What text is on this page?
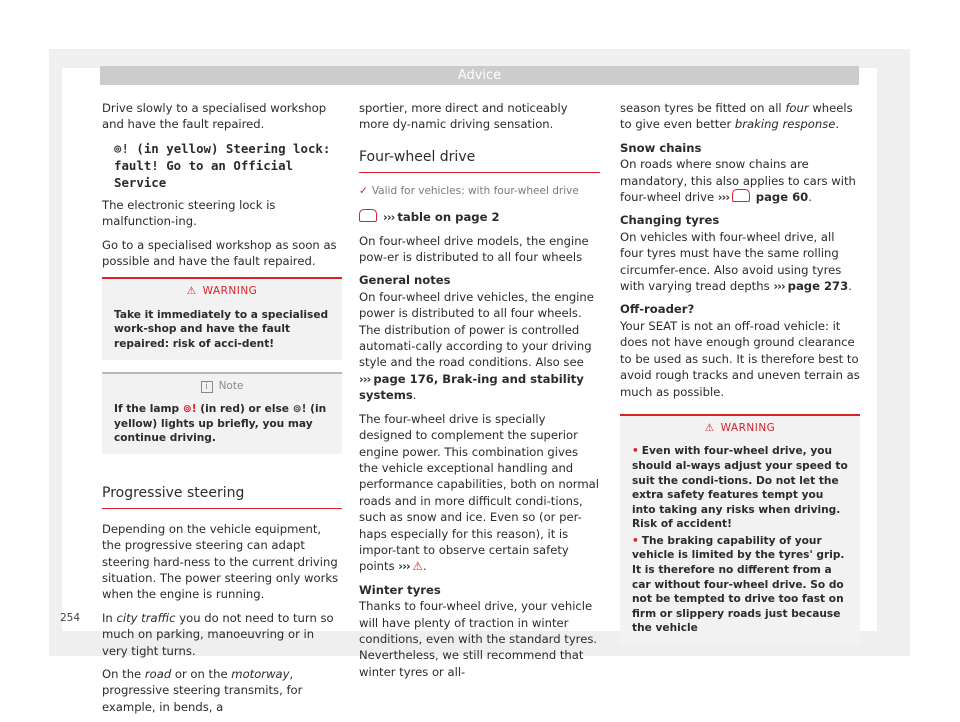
Advice

Drive slowly to a specialised workshop and have the fault repaired.

⊚! (in yellow) Steering lock:
fault! Go to an Official Service

The electronic steering lock is malfunction-ing.

Go to a specialised workshop as soon as possible and have the fault repaired.

⚠ WARNING
Take it immediately to a specialised work-shop and have the fault repaired: risk of acci-dent!
i Note
If the lamp ⊚! (in red) or else ⊚! (in yellow) lights up briefly, you may continue driving.
Progressive steering

Depending on the vehicle equipment, the progressive steering can adapt steering hard-ness to the current driving situation. The power steering only works when the engine is running.

In city traffic you do not need to turn so much on parking, manoeuvring or in very tight turns.

On the road or on the motorway, progressive steering transmits, for example, in bends, a

sportier, more direct and noticeably more dy-namic driving sensation.

Four-wheel drive
✓ Valid for vehicles: with four-wheel drive

››› table on page 2

On four-wheel drive models, the engine pow-er is distributed to all four wheels

General notes

On four-wheel drive vehicles, the engine power is distributed to all four wheels. The distribution of power is controlled automati-cally according to your driving style and the road conditions. Also see ››› page 176, Brak-ing and stability systems.

The four-wheel drive is specially designed to complement the superior engine power. This combination gives the vehicle exceptional handling and performance capabilities, both on normal roads and in more difficult condi-tions, such as snow and ice. Even so (or per-haps especially for this reason), it is impor-tant to observe certain safety points ››› ⚠.

Winter tyres

Thanks to four-wheel drive, your vehicle will have plenty of traction in winter conditions, even with the standard tyres. Nevertheless, we still recommend that winter tyres or all-

season tyres be fitted on all four wheels to give even better braking response.

Snow chains

On roads where snow chains are mandatory, this also applies to cars with four-wheel drive ››› page 60.

Changing tyres

On vehicles with four-wheel drive, all four tyres must have the same rolling circumfer-ence. Also avoid using tyres with varying tread depths ››› page 273.

Off-roader?

Your SEAT is not an off-road vehicle: it does not have enough ground clearance to be used as such. It is therefore best to avoid rough tracks and uneven terrain as much as possible.

⚠ WARNING
• Even with four-wheel drive, you should al-ways adjust your speed to suit the condi-tions. Do not let the extra safety features tempt you into taking any risks when driving. Risk of accident!
• The braking capability of your vehicle is limited by the tyres' grip. It is therefore no different from a car without four-wheel drive. So do not be tempted to drive too fast on firm or slippery roads just because the vehicle
254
#####
▶ [Direction]: Lines that hold the word "distributed" are the ones to return, every one of them.

▶ [Finished answer]:
On four-wheel drive models, the engine pow-er is distributed to all four wheels
On four-wheel drive vehicles, the engine power is distributed to all four wheels. The distribution of power is controlled automati-cally according to your driving style and the road conditions. Also see ››› page 176, Brak-ing and stability systems.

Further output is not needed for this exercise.